### Written exercise
Word for word, repeat the entries, minus the pictures.

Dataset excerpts
[Start]

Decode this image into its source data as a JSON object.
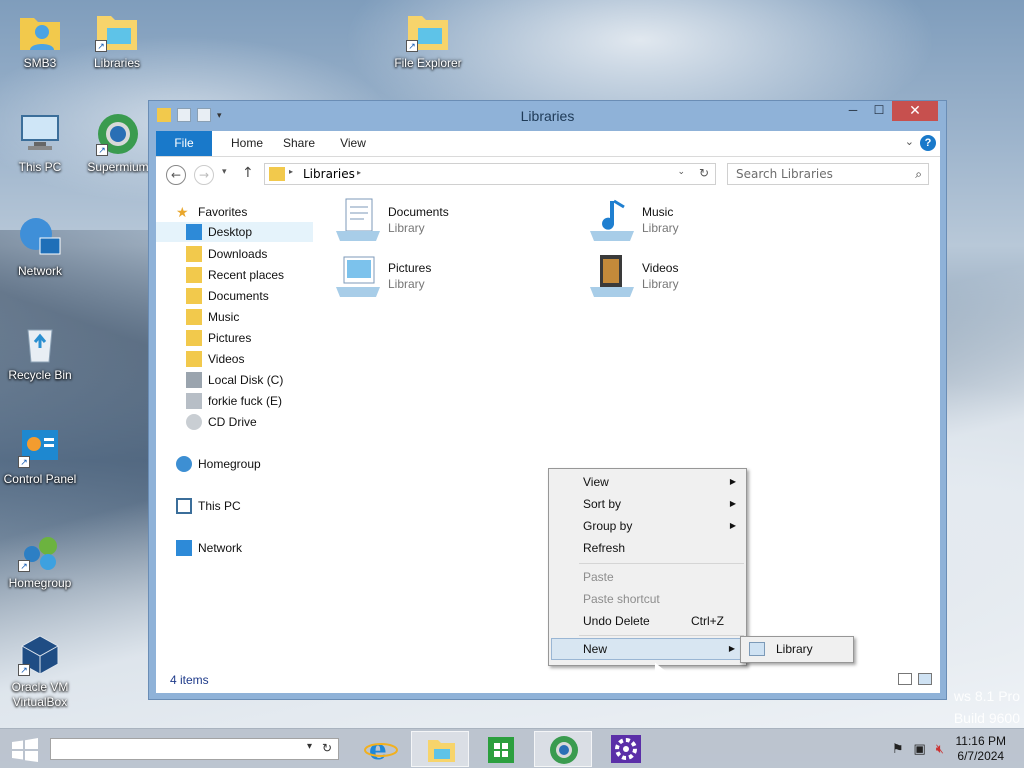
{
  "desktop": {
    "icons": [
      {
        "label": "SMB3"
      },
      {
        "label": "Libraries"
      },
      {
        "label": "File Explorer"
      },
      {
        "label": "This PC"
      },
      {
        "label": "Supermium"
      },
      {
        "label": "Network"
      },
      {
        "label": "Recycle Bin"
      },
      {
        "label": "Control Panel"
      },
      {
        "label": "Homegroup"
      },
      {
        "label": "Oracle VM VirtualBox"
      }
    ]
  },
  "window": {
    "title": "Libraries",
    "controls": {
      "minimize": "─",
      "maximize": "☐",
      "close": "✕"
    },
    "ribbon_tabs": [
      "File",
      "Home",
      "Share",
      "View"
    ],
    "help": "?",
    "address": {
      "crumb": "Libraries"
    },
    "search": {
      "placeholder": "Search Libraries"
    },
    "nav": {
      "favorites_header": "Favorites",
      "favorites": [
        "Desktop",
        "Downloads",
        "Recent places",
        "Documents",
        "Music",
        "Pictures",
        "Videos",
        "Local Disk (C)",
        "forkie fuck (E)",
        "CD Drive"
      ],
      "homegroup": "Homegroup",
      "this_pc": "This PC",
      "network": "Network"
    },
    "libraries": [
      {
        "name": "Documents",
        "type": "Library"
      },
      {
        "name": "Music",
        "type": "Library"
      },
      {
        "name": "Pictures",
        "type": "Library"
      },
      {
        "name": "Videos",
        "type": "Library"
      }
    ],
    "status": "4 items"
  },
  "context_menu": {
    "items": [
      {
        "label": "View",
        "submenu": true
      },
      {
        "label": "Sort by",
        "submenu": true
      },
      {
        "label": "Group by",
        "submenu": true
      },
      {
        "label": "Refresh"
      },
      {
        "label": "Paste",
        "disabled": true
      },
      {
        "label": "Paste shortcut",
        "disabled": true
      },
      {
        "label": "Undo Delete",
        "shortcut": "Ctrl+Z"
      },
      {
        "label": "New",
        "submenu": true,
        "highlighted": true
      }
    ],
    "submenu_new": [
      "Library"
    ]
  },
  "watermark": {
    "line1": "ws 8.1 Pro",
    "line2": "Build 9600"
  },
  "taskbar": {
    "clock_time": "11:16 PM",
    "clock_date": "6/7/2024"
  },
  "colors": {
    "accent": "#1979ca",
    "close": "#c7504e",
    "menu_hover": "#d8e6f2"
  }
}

[End]

### Response to the task
Decode this image into its source data as a JSON object.
{
  "desktop": {
    "icons": [
      {
        "label": "SMB3"
      },
      {
        "label": "Libraries"
      },
      {
        "label": "File Explorer"
      },
      {
        "label": "This PC"
      },
      {
        "label": "Supermium"
      },
      {
        "label": "Network"
      },
      {
        "label": "Recycle Bin"
      },
      {
        "label": "Control Panel"
      },
      {
        "label": "Homegroup"
      },
      {
        "label": "Oracle VM VirtualBox"
      }
    ]
  },
  "window": {
    "title": "Libraries",
    "controls": {
      "minimize": "─",
      "maximize": "☐",
      "close": "✕"
    },
    "ribbon_tabs": [
      "File",
      "Home",
      "Share",
      "View"
    ],
    "help": "?",
    "address": {
      "crumb": "Libraries"
    },
    "search": {
      "placeholder": "Search Libraries"
    },
    "nav": {
      "favorites_header": "Favorites",
      "favorites": [
        "Desktop",
        "Downloads",
        "Recent places",
        "Documents",
        "Music",
        "Pictures",
        "Videos",
        "Local Disk (C)",
        "forkie fuck (E)",
        "CD Drive"
      ],
      "homegroup": "Homegroup",
      "this_pc": "This PC",
      "network": "Network"
    },
    "libraries": [
      {
        "name": "Documents",
        "type": "Library"
      },
      {
        "name": "Music",
        "type": "Library"
      },
      {
        "name": "Pictures",
        "type": "Library"
      },
      {
        "name": "Videos",
        "type": "Library"
      }
    ],
    "status": "4 items"
  },
  "context_menu": {
    "items": [
      {
        "label": "View",
        "submenu": true
      },
      {
        "label": "Sort by",
        "submenu": true
      },
      {
        "label": "Group by",
        "submenu": true
      },
      {
        "label": "Refresh"
      },
      {
        "label": "Paste",
        "disabled": true
      },
      {
        "label": "Paste shortcut",
        "disabled": true
      },
      {
        "label": "Undo Delete",
        "shortcut": "Ctrl+Z"
      },
      {
        "label": "New",
        "submenu": true,
        "highlighted": true
      }
    ],
    "submenu_new": [
      "Library"
    ]
  },
  "watermark": {
    "line1": "ws 8.1 Pro",
    "line2": "Build 9600"
  },
  "taskbar": {
    "clock_time": "11:16 PM",
    "clock_date": "6/7/2024"
  },
  "colors": {
    "accent": "#1979ca",
    "close": "#c7504e",
    "menu_hover": "#d8e6f2"
  }
}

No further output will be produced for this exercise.